# Exercise prompt:
Output the material below line for line, with every character kept the same.

# Dataset entries:
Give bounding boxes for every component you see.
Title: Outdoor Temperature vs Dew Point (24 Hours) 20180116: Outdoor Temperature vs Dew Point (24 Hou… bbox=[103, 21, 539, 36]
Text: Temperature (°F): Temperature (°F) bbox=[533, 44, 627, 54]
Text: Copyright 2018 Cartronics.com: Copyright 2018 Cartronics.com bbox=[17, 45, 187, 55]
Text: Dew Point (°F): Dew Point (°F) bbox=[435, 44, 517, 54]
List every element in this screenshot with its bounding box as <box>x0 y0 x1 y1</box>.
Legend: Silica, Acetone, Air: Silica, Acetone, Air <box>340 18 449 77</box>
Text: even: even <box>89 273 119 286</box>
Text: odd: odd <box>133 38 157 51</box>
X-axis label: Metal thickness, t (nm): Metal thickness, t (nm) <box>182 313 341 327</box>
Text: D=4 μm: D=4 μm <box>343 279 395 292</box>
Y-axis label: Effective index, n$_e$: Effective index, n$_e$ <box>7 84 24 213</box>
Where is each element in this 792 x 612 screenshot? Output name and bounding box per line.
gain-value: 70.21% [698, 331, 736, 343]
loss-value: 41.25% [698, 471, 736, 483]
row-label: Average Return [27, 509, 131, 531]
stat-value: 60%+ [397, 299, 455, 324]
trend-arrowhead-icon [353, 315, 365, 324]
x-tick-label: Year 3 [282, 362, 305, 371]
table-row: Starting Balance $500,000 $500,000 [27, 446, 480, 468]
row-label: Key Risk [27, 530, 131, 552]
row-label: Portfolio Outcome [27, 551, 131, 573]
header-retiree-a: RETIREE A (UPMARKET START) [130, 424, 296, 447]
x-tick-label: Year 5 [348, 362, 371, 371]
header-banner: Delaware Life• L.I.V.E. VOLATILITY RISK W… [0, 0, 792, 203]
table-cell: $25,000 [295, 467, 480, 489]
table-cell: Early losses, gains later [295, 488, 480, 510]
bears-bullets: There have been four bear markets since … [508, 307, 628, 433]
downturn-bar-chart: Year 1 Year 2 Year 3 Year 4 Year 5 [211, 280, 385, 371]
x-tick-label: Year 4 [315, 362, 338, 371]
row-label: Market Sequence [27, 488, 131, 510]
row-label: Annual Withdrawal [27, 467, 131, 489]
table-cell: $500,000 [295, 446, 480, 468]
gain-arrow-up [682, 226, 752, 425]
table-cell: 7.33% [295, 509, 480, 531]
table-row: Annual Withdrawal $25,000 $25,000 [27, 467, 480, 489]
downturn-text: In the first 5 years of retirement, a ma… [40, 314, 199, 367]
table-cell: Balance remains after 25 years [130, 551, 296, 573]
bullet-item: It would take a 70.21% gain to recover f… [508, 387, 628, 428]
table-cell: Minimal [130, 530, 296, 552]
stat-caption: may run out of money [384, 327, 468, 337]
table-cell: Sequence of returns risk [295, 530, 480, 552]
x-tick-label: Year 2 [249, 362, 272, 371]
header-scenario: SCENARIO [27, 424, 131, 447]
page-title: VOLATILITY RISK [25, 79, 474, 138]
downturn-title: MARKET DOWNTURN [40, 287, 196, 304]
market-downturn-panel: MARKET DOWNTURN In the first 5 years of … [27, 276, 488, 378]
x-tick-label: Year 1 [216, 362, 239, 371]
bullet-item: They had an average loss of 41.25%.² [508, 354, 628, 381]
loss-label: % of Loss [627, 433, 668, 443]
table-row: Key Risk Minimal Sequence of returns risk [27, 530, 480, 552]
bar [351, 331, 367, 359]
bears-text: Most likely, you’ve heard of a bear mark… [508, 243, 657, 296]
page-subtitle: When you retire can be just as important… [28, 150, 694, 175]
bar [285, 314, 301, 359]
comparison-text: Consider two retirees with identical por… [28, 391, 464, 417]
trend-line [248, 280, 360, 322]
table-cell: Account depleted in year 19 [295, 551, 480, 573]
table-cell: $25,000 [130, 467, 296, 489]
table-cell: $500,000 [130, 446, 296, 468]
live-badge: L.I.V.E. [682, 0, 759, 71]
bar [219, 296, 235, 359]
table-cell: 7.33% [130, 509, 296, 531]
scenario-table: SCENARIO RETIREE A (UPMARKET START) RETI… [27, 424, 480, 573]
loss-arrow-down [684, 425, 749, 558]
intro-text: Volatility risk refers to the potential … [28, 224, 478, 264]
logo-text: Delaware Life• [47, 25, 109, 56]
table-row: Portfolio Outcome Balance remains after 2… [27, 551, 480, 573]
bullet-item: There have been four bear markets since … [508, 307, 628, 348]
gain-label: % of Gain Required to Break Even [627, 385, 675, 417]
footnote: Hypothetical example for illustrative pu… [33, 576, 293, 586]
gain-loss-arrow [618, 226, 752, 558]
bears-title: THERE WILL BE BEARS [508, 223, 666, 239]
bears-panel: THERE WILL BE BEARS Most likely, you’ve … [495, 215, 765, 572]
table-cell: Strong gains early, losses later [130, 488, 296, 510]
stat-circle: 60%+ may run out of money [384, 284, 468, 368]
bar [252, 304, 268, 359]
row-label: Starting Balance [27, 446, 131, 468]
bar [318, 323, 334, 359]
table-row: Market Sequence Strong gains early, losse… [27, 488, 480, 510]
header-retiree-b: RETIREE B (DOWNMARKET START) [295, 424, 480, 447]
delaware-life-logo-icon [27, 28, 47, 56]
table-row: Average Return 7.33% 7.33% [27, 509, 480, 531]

# Solution to this exercise:
Give bounding boxes for every component you see.
Title: Outdoor Temperature vs Dew Point (24 Hours) 20180116: Outdoor Temperature vs Dew Point (24 Hou… bbox=[103, 21, 539, 36]
Text: Temperature (°F): Temperature (°F) bbox=[533, 44, 627, 54]
Text: Copyright 2018 Cartronics.com: Copyright 2018 Cartronics.com bbox=[17, 45, 187, 55]
Text: Dew Point (°F): Dew Point (°F) bbox=[435, 44, 517, 54]
List every element in this screenshot with its bounding box as <box>x0 y0 x1 y1</box>.
Legend: Silica, Acetone, Air: Silica, Acetone, Air <box>340 18 449 77</box>
Text: even: even <box>89 273 119 286</box>
Text: odd: odd <box>133 38 157 51</box>
X-axis label: Metal thickness, t (nm): Metal thickness, t (nm) <box>182 313 341 327</box>
Text: D=4 μm: D=4 μm <box>343 279 395 292</box>
Y-axis label: Effective index, n$_e$: Effective index, n$_e$ <box>7 84 24 213</box>
Where is each element in this 792 x 612 screenshot? Output name and bounding box per line.
gain-value: 70.21% [698, 331, 736, 343]
loss-value: 41.25% [698, 471, 736, 483]
row-label: Average Return [27, 509, 131, 531]
stat-value: 60%+ [397, 299, 455, 324]
trend-arrowhead-icon [353, 315, 365, 324]
x-tick-label: Year 3 [282, 362, 305, 371]
table-row: Starting Balance $500,000 $500,000 [27, 446, 480, 468]
row-label: Key Risk [27, 530, 131, 552]
row-label: Portfolio Outcome [27, 551, 131, 573]
header-retiree-a: RETIREE A (UPMARKET START) [130, 424, 296, 447]
x-tick-label: Year 5 [348, 362, 371, 371]
header-banner: Delaware Life• L.I.V.E. VOLATILITY RISK W… [0, 0, 792, 203]
table-cell: $25,000 [295, 467, 480, 489]
table-cell: Early losses, gains later [295, 488, 480, 510]
bears-bullets: There have been four bear markets since … [508, 307, 628, 433]
downturn-bar-chart: Year 1 Year 2 Year 3 Year 4 Year 5 [211, 280, 385, 371]
x-tick-label: Year 4 [315, 362, 338, 371]
row-label: Market Sequence [27, 488, 131, 510]
row-label: Annual Withdrawal [27, 467, 131, 489]
table-cell: $500,000 [295, 446, 480, 468]
gain-arrow-up [682, 226, 752, 425]
table-cell: 7.33% [295, 509, 480, 531]
table-row: Annual Withdrawal $25,000 $25,000 [27, 467, 480, 489]
downturn-text: In the first 5 years of retirement, a ma… [40, 314, 199, 367]
table-cell: Balance remains after 25 years [130, 551, 296, 573]
bullet-item: It would take a 70.21% gain to recover f… [508, 387, 628, 428]
table-cell: Minimal [130, 530, 296, 552]
stat-caption: may run out of money [384, 327, 468, 337]
table-cell: Sequence of returns risk [295, 530, 480, 552]
x-tick-label: Year 2 [249, 362, 272, 371]
header-scenario: SCENARIO [27, 424, 131, 447]
page-title: VOLATILITY RISK [25, 79, 474, 138]
downturn-title: MARKET DOWNTURN [40, 287, 196, 304]
market-downturn-panel: MARKET DOWNTURN In the first 5 years of … [27, 276, 488, 378]
x-tick-label: Year 1 [216, 362, 239, 371]
bullet-item: They had an average loss of 41.25%.² [508, 354, 628, 381]
loss-label: % of Loss [627, 433, 668, 443]
table-row: Key Risk Minimal Sequence of returns risk [27, 530, 480, 552]
bar [351, 331, 367, 359]
bears-text: Most likely, you’ve heard of a bear mark… [508, 243, 657, 296]
page-subtitle: When you retire can be just as important… [28, 150, 694, 175]
bar [285, 314, 301, 359]
comparison-text: Consider two retirees with identical por… [28, 391, 464, 417]
trend-line [248, 280, 360, 322]
table-cell: Account depleted in year 19 [295, 551, 480, 573]
table-cell: $25,000 [130, 467, 296, 489]
table-cell: $500,000 [130, 446, 296, 468]
live-badge: L.I.V.E. [682, 0, 759, 71]
bar [219, 296, 235, 359]
table-cell: 7.33% [130, 509, 296, 531]
scenario-table: SCENARIO RETIREE A (UPMARKET START) RETI… [27, 424, 480, 573]
loss-arrow-down [684, 425, 749, 558]
intro-text: Volatility risk refers to the potential … [28, 224, 478, 264]
logo-text: Delaware Life• [47, 25, 109, 56]
table-row: Portfolio Outcome Balance remains after 2… [27, 551, 480, 573]
bullet-item: There have been four bear markets since … [508, 307, 628, 348]
gain-label: % of Gain Required to Break Even [627, 385, 675, 417]
footnote: Hypothetical example for illustrative pu… [33, 576, 293, 586]
gain-loss-arrow [618, 226, 752, 558]
bears-title: THERE WILL BE BEARS [508, 223, 666, 239]
bears-panel: THERE WILL BE BEARS Most likely, you’ve … [495, 215, 765, 572]
table-cell: Strong gains early, losses later [130, 488, 296, 510]
stat-circle: 60%+ may run out of money [384, 284, 468, 368]
bar [252, 304, 268, 359]
row-label: Starting Balance [27, 446, 131, 468]
bar [318, 323, 334, 359]
table-row: Market Sequence Strong gains early, losse… [27, 488, 480, 510]
header-retiree-b: RETIREE B (DOWNMARKET START) [295, 424, 480, 447]
delaware-life-logo-icon [27, 28, 47, 56]
table-row: Average Return 7.33% 7.33% [27, 509, 480, 531]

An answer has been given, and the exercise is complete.